▶ _Data for the task_
▼

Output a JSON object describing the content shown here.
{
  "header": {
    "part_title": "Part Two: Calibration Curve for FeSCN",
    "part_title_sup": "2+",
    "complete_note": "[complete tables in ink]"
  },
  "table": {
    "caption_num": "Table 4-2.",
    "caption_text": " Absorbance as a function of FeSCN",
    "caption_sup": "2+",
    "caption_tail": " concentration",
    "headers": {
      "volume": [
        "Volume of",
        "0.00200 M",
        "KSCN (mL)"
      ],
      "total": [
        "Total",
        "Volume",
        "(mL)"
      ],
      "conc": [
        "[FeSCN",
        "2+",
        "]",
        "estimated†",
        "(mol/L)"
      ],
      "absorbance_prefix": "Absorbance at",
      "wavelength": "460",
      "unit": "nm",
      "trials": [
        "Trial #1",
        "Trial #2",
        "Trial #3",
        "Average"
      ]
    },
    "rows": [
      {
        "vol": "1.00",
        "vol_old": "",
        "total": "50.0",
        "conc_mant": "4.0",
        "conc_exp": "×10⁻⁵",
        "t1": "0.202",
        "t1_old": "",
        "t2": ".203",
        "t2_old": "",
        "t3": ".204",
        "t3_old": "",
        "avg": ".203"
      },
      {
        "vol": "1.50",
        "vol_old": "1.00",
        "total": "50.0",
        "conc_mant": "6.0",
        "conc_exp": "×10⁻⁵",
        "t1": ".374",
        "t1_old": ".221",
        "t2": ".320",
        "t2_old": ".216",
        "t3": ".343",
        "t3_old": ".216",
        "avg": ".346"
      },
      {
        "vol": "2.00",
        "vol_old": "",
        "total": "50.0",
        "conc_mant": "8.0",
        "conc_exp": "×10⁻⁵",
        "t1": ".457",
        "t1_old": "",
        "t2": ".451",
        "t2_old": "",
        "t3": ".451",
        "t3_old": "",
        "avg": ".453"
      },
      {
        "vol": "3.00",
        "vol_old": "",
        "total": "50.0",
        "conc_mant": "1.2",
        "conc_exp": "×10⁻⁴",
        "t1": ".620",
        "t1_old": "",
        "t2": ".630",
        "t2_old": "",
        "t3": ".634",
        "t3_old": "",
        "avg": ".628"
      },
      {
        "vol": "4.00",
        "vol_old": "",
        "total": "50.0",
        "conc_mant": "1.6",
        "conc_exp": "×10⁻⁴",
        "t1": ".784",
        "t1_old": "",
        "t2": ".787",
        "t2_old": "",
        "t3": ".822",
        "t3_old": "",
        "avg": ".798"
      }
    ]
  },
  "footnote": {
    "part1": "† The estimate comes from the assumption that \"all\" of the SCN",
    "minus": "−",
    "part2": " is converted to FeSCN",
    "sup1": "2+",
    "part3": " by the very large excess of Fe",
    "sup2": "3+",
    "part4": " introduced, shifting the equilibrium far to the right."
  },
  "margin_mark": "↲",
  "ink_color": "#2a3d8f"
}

▲

▶ _Problem_
Would you copy out each line exactly as written?

▶ _Solution to this task_
Output a JSON object describing the content shown here.
{
  "header": {
    "part_title": "Part Two: Calibration Curve for FeSCN",
    "part_title_sup": "2+",
    "complete_note": "[complete tables in ink]"
  },
  "table": {
    "caption_num": "Table 4-2.",
    "caption_text": " Absorbance as a function of FeSCN",
    "caption_sup": "2+",
    "caption_tail": " concentration",
    "headers": {
      "volume": [
        "Volume of",
        "0.00200 M",
        "KSCN (mL)"
      ],
      "total": [
        "Total",
        "Volume",
        "(mL)"
      ],
      "conc": [
        "[FeSCN",
        "2+",
        "]",
        "estimated†",
        "(mol/L)"
      ],
      "absorbance_prefix": "Absorbance at",
      "wavelength": "460",
      "unit": "nm",
      "trials": [
        "Trial #1",
        "Trial #2",
        "Trial #3",
        "Average"
      ]
    },
    "rows": [
      {
        "vol": "1.00",
        "vol_old": "",
        "total": "50.0",
        "conc_mant": "4.0",
        "conc_exp": "×10⁻⁵",
        "t1": "0.202",
        "t1_old": "",
        "t2": ".203",
        "t2_old": "",
        "t3": ".204",
        "t3_old": "",
        "avg": ".203"
      },
      {
        "vol": "1.50",
        "vol_old": "1.00",
        "total": "50.0",
        "conc_mant": "6.0",
        "conc_exp": "×10⁻⁵",
        "t1": ".374",
        "t1_old": ".221",
        "t2": ".320",
        "t2_old": ".216",
        "t3": ".343",
        "t3_old": ".216",
        "avg": ".346"
      },
      {
        "vol": "2.00",
        "vol_old": "",
        "total": "50.0",
        "conc_mant": "8.0",
        "conc_exp": "×10⁻⁵",
        "t1": ".457",
        "t1_old": "",
        "t2": ".451",
        "t2_old": "",
        "t3": ".451",
        "t3_old": "",
        "avg": ".453"
      },
      {
        "vol": "3.00",
        "vol_old": "",
        "total": "50.0",
        "conc_mant": "1.2",
        "conc_exp": "×10⁻⁴",
        "t1": ".620",
        "t1_old": "",
        "t2": ".630",
        "t2_old": "",
        "t3": ".634",
        "t3_old": "",
        "avg": ".628"
      },
      {
        "vol": "4.00",
        "vol_old": "",
        "total": "50.0",
        "conc_mant": "1.6",
        "conc_exp": "×10⁻⁴",
        "t1": ".784",
        "t1_old": "",
        "t2": ".787",
        "t2_old": "",
        "t3": ".822",
        "t3_old": "",
        "avg": ".798"
      }
    ]
  },
  "footnote": {
    "part1": "† The estimate comes from the assumption that \"all\" of the SCN",
    "minus": "−",
    "part2": " is converted to FeSCN",
    "sup1": "2+",
    "part3": " by the very large excess of Fe",
    "sup2": "3+",
    "part4": " introduced, shifting the equilibrium far to the right."
  },
  "margin_mark": "↲",
  "ink_color": "#2a3d8f"
}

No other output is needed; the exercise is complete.